-- Start --

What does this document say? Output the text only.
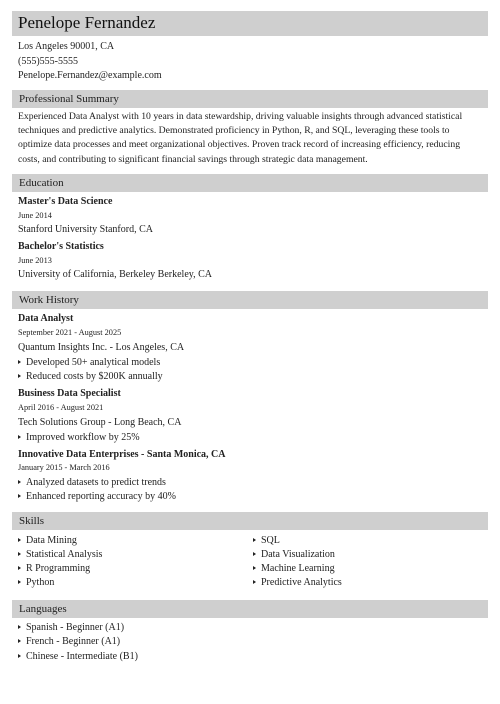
Penelope Fernandez
Los Angeles 90001, CA
(555)555-5555
Penelope.Fernandez@example.com
Professional Summary
Experienced Data Analyst with 10 years in data stewardship, driving valuable insights through advanced statistical techniques and predictive analytics. Demonstrated proficiency in Python, R, and SQL, leveraging these tools to optimize data processes and meet organizational objectives. Proven track record of increasing efficiency, reducing costs, and contributing to significant financial savings through strategic data management.
Education
Master's Data Science
June 2014
Stanford University Stanford, CA
Bachelor's Statistics
June 2013
University of California, Berkeley Berkeley, CA
Work History
Data Analyst
September 2021 - August 2025
Quantum Insights Inc. - Los Angeles, CA
Developed 50+ analytical models
Reduced costs by $200K annually
Business Data Specialist
April 2016 - August 2021
Tech Solutions Group - Long Beach, CA
Improved workflow by 25%
Innovative Data Enterprises - Santa Monica, CA
January 2015 - March 2016
Analyzed datasets to predict trends
Enhanced reporting accuracy by 40%
Skills
Data Mining
Statistical Analysis
R Programming
Python
SQL
Data Visualization
Machine Learning
Predictive Analytics
Languages
Spanish - Beginner (A1)
French - Beginner (A1)
Chinese - Intermediate (B1)
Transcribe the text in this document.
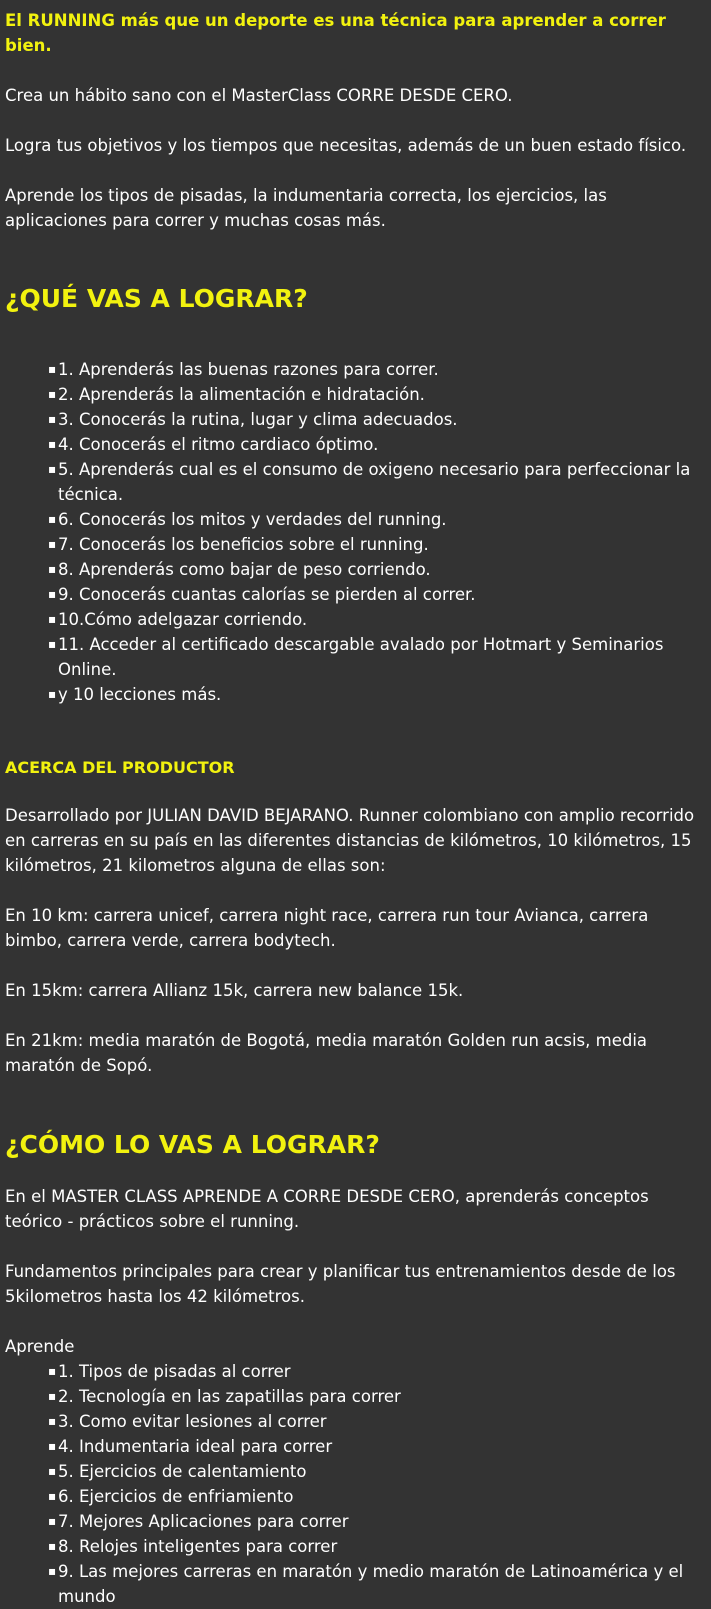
El RUNNING más que un deporte es una técnica para aprender a correr bien.

Crea un hábito sano con el MasterClass CORRE DESDE CERO.

Logra tus objetivos y los tiempos que necesitas, además de un buen estado físico.

Aprende los tipos de pisadas, la indumentaria correcta, los ejercicios, las aplicaciones para correr y muchas cosas más.

¿QUÉ VAS A LOGRAR?

▪ 1. Aprenderás las buenas razones para correr.
▪ 2. Aprenderás la alimentación e hidratación.
▪ 3. Conocerás la rutina, lugar y clima adecuados.
▪ 4. Conocerás el ritmo cardiaco óptimo.
▪ 5. Aprenderás cual es el consumo de oxigeno necesario para perfeccionar la técnica.
▪ 6. Conocerás los mitos y verdades del running.
▪ 7. Conocerás los beneficios sobre el running.
▪ 8. Aprenderás como bajar de peso corriendo.
▪ 9. Conocerás cuantas calorías se pierden al correr.
▪ 10.Cómo adelgazar corriendo.
▪ 11. Acceder al certificado descargable avalado por Hotmart y Seminarios Online.
▪ y 10 lecciones más.

ACERCA DEL PRODUCTOR

Desarrollado por JULIAN DAVID BEJARANO. Runner colombiano con amplio recorrido en carreras en su país en las diferentes distancias de kilómetros, 10 kilómetros, 15 kilómetros, 21 kilometros alguna de ellas son:

En 10 km: carrera unicef, carrera night race, carrera run tour Avianca, carrera bimbo, carrera verde, carrera bodytech.

En 15km: carrera Allianz 15k, carrera new balance 15k.

En 21km: media maratón de Bogotá, media maratón Golden run acsis, media maratón de Sopó.

¿CÓMO LO VAS A LOGRAR?

En el MASTER CLASS APRENDE A CORRE DESDE CERO, aprenderás conceptos teórico - prácticos sobre el running.

Fundamentos principales para crear y planificar tus entrenamientos desde de los 5kilometros hasta los 42 kilómetros.

Aprende

▪ 1. Tipos de pisadas al correr
▪ 2. Tecnología en las zapatillas para correr
▪ 3. Como evitar lesiones al correr
▪ 4. Indumentaria ideal para correr
▪ 5. Ejercicios de calentamiento
▪ 6. Ejercicios de enfriamiento
▪ 7. Mejores Aplicaciones para correr
▪ 8. Relojes inteligentes para correr
▪ 9. Las mejores carreras en maratón y medio maratón de Latinoamérica y el mundo
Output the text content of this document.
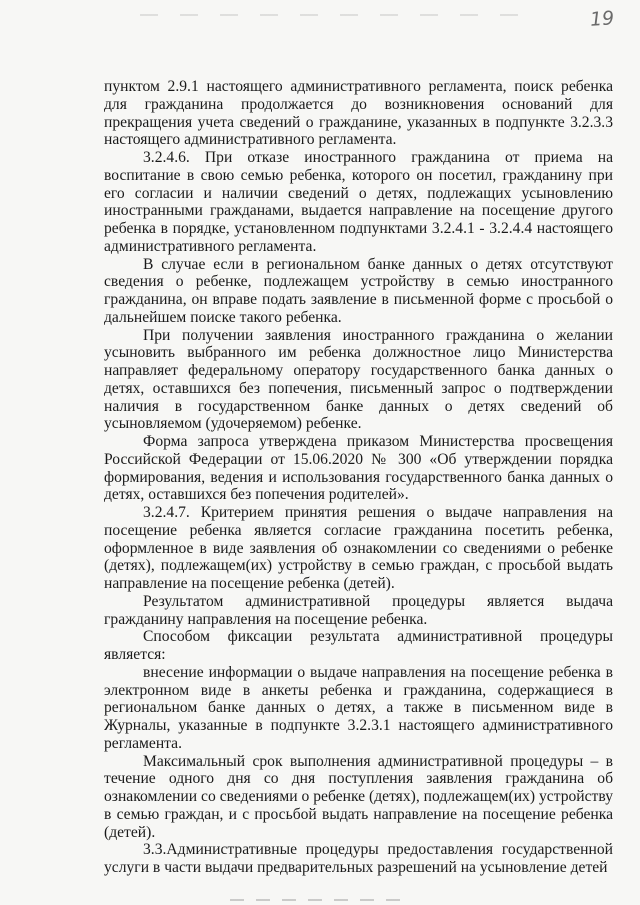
19

пунктом 2.9.1 настоящего административного регламента, поиск ребенка для гражданина продолжается до возникновения оснований для прекращения учета сведений о гражданине, указанных в подпункте 3.2.3.3 настоящего административного регламента.

3.2.4.6. При отказе иностранного гражданина от приема на воспитание в свою семью ребенка, которого он посетил, гражданину при его согласии и наличии сведений о детях, подлежащих усыновлению иностранными гражданами, выдается направление на посещение другого ребенка в порядке, установленном подпунктами 3.2.4.1 - 3.2.4.4 настоящего административного регламента.

В случае если в региональном банке данных о детях отсутствуют сведения о ребенке, подлежащем устройству в семью иностранного гражданина, он вправе подать заявление в письменной форме с просьбой о дальнейшем поиске такого ребенка.

При получении заявления иностранного гражданина о желании усыновить выбранного им ребенка должностное лицо Министерства направляет федеральному оператору государственного банка данных о детях, оставшихся без попечения, письменный запрос о подтверждении наличия в государственном банке данных о детях сведений об усыновляемом (удочеряемом) ребенке.

Форма запроса утверждена приказом Министерства просвещения Российской Федерации от 15.06.2020 № 300 «Об утверждении порядка формирования, ведения и использования государственного банка данных о детях, оставшихся без попечения родителей».

3.2.4.7. Критерием принятия решения о выдаче направления на посещение ребенка является согласие гражданина посетить ребенка, оформленное в виде заявления об ознакомлении со сведениями о ребенке (детях), подлежащем(их) устройству в семью граждан, с просьбой выдать направление на посещение ребенка (детей).

Результатом административной процедуры является выдача гражданину направления на посещение ребенка.

Способом фиксации результата административной процедуры является:

внесение информации о выдаче направления на посещение ребенка в электронном виде в анкеты ребенка и гражданина, содержащиеся в региональном банке данных о детях, а также в письменном виде в Журналы, указанные в подпункте 3.2.3.1 настоящего административного регламента.

Максимальный срок выполнения административной процедуры – в течение одного дня со дня поступления заявления гражданина об ознакомлении со сведениями о ребенке (детях), подлежащем(их) устройству в семью граждан, и с просьбой выдать направление на посещение ребенка (детей).

3.3.Административные процедуры предоставления государственной услуги в части выдачи предварительных разрешений на усыновление детей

-- End --

- **Given instruction**: In the records above, find each line with the word "Beginner" and copy it.

- **The solution**:
Spanish - Beginner (A1)
French - Beginner (A1)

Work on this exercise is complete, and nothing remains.